** Start Source data **

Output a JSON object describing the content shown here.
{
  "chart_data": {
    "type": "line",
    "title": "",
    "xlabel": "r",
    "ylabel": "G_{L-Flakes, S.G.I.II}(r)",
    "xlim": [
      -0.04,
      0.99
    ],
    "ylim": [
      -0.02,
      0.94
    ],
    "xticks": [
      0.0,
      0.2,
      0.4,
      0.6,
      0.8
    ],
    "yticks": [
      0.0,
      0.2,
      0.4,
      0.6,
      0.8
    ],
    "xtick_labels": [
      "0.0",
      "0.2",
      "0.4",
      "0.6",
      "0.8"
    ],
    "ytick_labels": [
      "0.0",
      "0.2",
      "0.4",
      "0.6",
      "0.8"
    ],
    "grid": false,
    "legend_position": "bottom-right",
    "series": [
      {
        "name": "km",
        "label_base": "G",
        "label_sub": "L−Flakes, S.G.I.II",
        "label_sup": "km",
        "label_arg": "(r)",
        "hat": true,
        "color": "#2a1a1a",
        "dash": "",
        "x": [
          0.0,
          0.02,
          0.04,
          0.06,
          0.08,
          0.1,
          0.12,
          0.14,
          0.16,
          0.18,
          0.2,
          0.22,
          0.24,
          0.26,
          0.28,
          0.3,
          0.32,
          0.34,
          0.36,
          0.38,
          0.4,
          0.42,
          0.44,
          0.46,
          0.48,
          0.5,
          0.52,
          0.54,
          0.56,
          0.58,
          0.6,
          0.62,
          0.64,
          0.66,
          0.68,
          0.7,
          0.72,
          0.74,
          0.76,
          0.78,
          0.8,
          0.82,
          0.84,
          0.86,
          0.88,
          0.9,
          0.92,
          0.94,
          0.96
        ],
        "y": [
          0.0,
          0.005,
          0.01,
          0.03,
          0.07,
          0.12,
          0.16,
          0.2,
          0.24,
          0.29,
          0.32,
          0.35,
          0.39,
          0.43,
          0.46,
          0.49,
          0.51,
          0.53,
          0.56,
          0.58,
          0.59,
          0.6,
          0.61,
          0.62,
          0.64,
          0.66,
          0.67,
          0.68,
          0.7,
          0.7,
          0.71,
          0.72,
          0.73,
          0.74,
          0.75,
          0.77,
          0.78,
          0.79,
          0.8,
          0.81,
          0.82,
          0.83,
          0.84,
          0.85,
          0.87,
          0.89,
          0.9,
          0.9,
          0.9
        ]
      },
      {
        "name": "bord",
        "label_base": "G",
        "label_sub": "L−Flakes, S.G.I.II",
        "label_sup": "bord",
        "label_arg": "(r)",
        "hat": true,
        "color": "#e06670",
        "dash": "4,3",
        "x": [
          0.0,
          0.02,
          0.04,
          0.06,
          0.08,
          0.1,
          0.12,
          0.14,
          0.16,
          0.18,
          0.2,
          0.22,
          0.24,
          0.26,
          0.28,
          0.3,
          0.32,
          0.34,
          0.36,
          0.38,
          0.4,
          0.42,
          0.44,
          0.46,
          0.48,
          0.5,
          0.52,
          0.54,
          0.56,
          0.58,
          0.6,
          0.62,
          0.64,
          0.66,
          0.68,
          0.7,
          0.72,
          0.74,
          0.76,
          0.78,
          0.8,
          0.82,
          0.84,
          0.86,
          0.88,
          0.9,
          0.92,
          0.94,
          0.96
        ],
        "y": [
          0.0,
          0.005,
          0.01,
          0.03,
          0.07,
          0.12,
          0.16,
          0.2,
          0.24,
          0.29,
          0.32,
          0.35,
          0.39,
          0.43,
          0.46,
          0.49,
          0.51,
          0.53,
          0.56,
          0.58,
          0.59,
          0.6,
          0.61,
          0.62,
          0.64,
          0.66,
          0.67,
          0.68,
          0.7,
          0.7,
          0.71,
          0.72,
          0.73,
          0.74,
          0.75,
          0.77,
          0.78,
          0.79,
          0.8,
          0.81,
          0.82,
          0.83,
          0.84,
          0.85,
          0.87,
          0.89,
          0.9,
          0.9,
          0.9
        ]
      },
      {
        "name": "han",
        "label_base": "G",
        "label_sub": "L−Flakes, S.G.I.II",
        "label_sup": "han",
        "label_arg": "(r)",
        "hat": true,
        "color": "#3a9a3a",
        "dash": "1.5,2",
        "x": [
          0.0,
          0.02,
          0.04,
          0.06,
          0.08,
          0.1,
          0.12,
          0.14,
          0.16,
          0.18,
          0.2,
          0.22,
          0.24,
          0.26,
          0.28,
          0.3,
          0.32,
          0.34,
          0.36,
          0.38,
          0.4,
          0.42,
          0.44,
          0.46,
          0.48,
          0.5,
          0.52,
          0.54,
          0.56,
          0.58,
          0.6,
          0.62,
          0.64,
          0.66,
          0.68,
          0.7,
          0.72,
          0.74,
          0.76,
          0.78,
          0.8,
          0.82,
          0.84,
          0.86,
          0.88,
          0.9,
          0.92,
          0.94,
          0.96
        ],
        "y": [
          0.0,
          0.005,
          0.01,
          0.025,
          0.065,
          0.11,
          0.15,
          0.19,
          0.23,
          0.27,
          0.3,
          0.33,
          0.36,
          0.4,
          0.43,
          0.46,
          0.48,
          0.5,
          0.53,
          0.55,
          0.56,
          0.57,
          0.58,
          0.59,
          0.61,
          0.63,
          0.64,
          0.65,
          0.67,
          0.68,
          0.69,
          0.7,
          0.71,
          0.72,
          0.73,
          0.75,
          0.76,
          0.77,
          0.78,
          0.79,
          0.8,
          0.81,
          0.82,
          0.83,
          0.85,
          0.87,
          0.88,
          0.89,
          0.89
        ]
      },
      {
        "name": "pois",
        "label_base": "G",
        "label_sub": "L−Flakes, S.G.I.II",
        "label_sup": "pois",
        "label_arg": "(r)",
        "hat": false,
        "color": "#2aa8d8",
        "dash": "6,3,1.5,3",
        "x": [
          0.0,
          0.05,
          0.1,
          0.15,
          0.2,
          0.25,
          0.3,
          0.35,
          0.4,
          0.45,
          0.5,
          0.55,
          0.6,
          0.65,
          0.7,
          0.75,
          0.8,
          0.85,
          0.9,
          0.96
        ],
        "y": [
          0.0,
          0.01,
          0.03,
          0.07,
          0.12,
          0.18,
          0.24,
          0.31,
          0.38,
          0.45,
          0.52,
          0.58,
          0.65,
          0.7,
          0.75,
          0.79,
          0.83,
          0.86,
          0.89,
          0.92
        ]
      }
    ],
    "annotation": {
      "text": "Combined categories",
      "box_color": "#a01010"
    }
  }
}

** End Source data **

_Job_
Extract the full listing above without altering anything.

_Expected output_
Output a JSON object describing the content shown here.
{
  "chart_data": {
    "type": "line",
    "title": "",
    "xlabel": "r",
    "ylabel": "G_{L-Flakes, S.G.I.II}(r)",
    "xlim": [
      -0.04,
      0.99
    ],
    "ylim": [
      -0.02,
      0.94
    ],
    "xticks": [
      0.0,
      0.2,
      0.4,
      0.6,
      0.8
    ],
    "yticks": [
      0.0,
      0.2,
      0.4,
      0.6,
      0.8
    ],
    "xtick_labels": [
      "0.0",
      "0.2",
      "0.4",
      "0.6",
      "0.8"
    ],
    "ytick_labels": [
      "0.0",
      "0.2",
      "0.4",
      "0.6",
      "0.8"
    ],
    "grid": false,
    "legend_position": "bottom-right",
    "series": [
      {
        "name": "km",
        "label_base": "G",
        "label_sub": "L−Flakes, S.G.I.II",
        "label_sup": "km",
        "label_arg": "(r)",
        "hat": true,
        "color": "#2a1a1a",
        "dash": "",
        "x": [
          0.0,
          0.02,
          0.04,
          0.06,
          0.08,
          0.1,
          0.12,
          0.14,
          0.16,
          0.18,
          0.2,
          0.22,
          0.24,
          0.26,
          0.28,
          0.3,
          0.32,
          0.34,
          0.36,
          0.38,
          0.4,
          0.42,
          0.44,
          0.46,
          0.48,
          0.5,
          0.52,
          0.54,
          0.56,
          0.58,
          0.6,
          0.62,
          0.64,
          0.66,
          0.68,
          0.7,
          0.72,
          0.74,
          0.76,
          0.78,
          0.8,
          0.82,
          0.84,
          0.86,
          0.88,
          0.9,
          0.92,
          0.94,
          0.96
        ],
        "y": [
          0.0,
          0.005,
          0.01,
          0.03,
          0.07,
          0.12,
          0.16,
          0.2,
          0.24,
          0.29,
          0.32,
          0.35,
          0.39,
          0.43,
          0.46,
          0.49,
          0.51,
          0.53,
          0.56,
          0.58,
          0.59,
          0.6,
          0.61,
          0.62,
          0.64,
          0.66,
          0.67,
          0.68,
          0.7,
          0.7,
          0.71,
          0.72,
          0.73,
          0.74,
          0.75,
          0.77,
          0.78,
          0.79,
          0.8,
          0.81,
          0.82,
          0.83,
          0.84,
          0.85,
          0.87,
          0.89,
          0.9,
          0.9,
          0.9
        ]
      },
      {
        "name": "bord",
        "label_base": "G",
        "label_sub": "L−Flakes, S.G.I.II",
        "label_sup": "bord",
        "label_arg": "(r)",
        "hat": true,
        "color": "#e06670",
        "dash": "4,3",
        "x": [
          0.0,
          0.02,
          0.04,
          0.06,
          0.08,
          0.1,
          0.12,
          0.14,
          0.16,
          0.18,
          0.2,
          0.22,
          0.24,
          0.26,
          0.28,
          0.3,
          0.32,
          0.34,
          0.36,
          0.38,
          0.4,
          0.42,
          0.44,
          0.46,
          0.48,
          0.5,
          0.52,
          0.54,
          0.56,
          0.58,
          0.6,
          0.62,
          0.64,
          0.66,
          0.68,
          0.7,
          0.72,
          0.74,
          0.76,
          0.78,
          0.8,
          0.82,
          0.84,
          0.86,
          0.88,
          0.9,
          0.92,
          0.94,
          0.96
        ],
        "y": [
          0.0,
          0.005,
          0.01,
          0.03,
          0.07,
          0.12,
          0.16,
          0.2,
          0.24,
          0.29,
          0.32,
          0.35,
          0.39,
          0.43,
          0.46,
          0.49,
          0.51,
          0.53,
          0.56,
          0.58,
          0.59,
          0.6,
          0.61,
          0.62,
          0.64,
          0.66,
          0.67,
          0.68,
          0.7,
          0.7,
          0.71,
          0.72,
          0.73,
          0.74,
          0.75,
          0.77,
          0.78,
          0.79,
          0.8,
          0.81,
          0.82,
          0.83,
          0.84,
          0.85,
          0.87,
          0.89,
          0.9,
          0.9,
          0.9
        ]
      },
      {
        "name": "han",
        "label_base": "G",
        "label_sub": "L−Flakes, S.G.I.II",
        "label_sup": "han",
        "label_arg": "(r)",
        "hat": true,
        "color": "#3a9a3a",
        "dash": "1.5,2",
        "x": [
          0.0,
          0.02,
          0.04,
          0.06,
          0.08,
          0.1,
          0.12,
          0.14,
          0.16,
          0.18,
          0.2,
          0.22,
          0.24,
          0.26,
          0.28,
          0.3,
          0.32,
          0.34,
          0.36,
          0.38,
          0.4,
          0.42,
          0.44,
          0.46,
          0.48,
          0.5,
          0.52,
          0.54,
          0.56,
          0.58,
          0.6,
          0.62,
          0.64,
          0.66,
          0.68,
          0.7,
          0.72,
          0.74,
          0.76,
          0.78,
          0.8,
          0.82,
          0.84,
          0.86,
          0.88,
          0.9,
          0.92,
          0.94,
          0.96
        ],
        "y": [
          0.0,
          0.005,
          0.01,
          0.025,
          0.065,
          0.11,
          0.15,
          0.19,
          0.23,
          0.27,
          0.3,
          0.33,
          0.36,
          0.4,
          0.43,
          0.46,
          0.48,
          0.5,
          0.53,
          0.55,
          0.56,
          0.57,
          0.58,
          0.59,
          0.61,
          0.63,
          0.64,
          0.65,
          0.67,
          0.68,
          0.69,
          0.7,
          0.71,
          0.72,
          0.73,
          0.75,
          0.76,
          0.77,
          0.78,
          0.79,
          0.8,
          0.81,
          0.82,
          0.83,
          0.85,
          0.87,
          0.88,
          0.89,
          0.89
        ]
      },
      {
        "name": "pois",
        "label_base": "G",
        "label_sub": "L−Flakes, S.G.I.II",
        "label_sup": "pois",
        "label_arg": "(r)",
        "hat": false,
        "color": "#2aa8d8",
        "dash": "6,3,1.5,3",
        "x": [
          0.0,
          0.05,
          0.1,
          0.15,
          0.2,
          0.25,
          0.3,
          0.35,
          0.4,
          0.45,
          0.5,
          0.55,
          0.6,
          0.65,
          0.7,
          0.75,
          0.8,
          0.85,
          0.9,
          0.96
        ],
        "y": [
          0.0,
          0.01,
          0.03,
          0.07,
          0.12,
          0.18,
          0.24,
          0.31,
          0.38,
          0.45,
          0.52,
          0.58,
          0.65,
          0.7,
          0.75,
          0.79,
          0.83,
          0.86,
          0.89,
          0.92
        ]
      }
    ],
    "annotation": {
      "text": "Combined categories",
      "box_color": "#a01010"
    }
  }
}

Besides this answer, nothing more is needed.